-- TO DO --
Report all lines from the entries below in which "Scientific" appears.

-- DATA SUPPLIED --
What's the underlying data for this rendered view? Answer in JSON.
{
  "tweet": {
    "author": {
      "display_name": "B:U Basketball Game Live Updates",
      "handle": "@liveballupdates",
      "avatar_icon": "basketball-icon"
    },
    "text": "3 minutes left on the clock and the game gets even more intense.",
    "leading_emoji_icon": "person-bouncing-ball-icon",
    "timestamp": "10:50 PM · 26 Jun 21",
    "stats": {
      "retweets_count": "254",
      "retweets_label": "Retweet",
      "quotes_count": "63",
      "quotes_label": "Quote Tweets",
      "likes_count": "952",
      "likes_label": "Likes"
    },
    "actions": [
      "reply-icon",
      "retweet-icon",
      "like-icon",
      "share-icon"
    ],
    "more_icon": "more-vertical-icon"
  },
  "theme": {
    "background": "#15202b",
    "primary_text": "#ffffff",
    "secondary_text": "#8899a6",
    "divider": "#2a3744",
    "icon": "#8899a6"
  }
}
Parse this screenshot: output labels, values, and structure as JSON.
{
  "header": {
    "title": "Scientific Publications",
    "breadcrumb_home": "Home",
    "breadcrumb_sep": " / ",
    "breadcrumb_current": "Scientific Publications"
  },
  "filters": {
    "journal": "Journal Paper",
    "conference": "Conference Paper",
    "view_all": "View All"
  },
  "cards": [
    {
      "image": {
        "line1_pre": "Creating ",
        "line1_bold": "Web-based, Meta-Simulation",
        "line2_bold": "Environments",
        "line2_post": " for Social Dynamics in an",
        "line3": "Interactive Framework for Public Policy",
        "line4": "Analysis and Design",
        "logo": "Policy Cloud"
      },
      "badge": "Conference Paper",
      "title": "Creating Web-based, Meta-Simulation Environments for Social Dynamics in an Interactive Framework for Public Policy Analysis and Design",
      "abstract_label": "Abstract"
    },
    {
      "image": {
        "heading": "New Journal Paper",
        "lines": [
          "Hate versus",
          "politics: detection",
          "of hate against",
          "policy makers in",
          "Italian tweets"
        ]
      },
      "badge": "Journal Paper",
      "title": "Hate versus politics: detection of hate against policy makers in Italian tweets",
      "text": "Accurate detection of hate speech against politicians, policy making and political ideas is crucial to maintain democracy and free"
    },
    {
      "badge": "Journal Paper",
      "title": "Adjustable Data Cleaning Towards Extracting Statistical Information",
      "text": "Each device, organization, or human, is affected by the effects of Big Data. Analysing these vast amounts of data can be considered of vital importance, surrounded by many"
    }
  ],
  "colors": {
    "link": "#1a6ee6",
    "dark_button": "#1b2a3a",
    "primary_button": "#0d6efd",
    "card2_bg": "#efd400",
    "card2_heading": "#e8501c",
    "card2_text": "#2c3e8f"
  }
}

-- EXERCISE OUTPUT --
    "title": "Scientific Publications",
    "breadcrumb_current": "Scientific Publications"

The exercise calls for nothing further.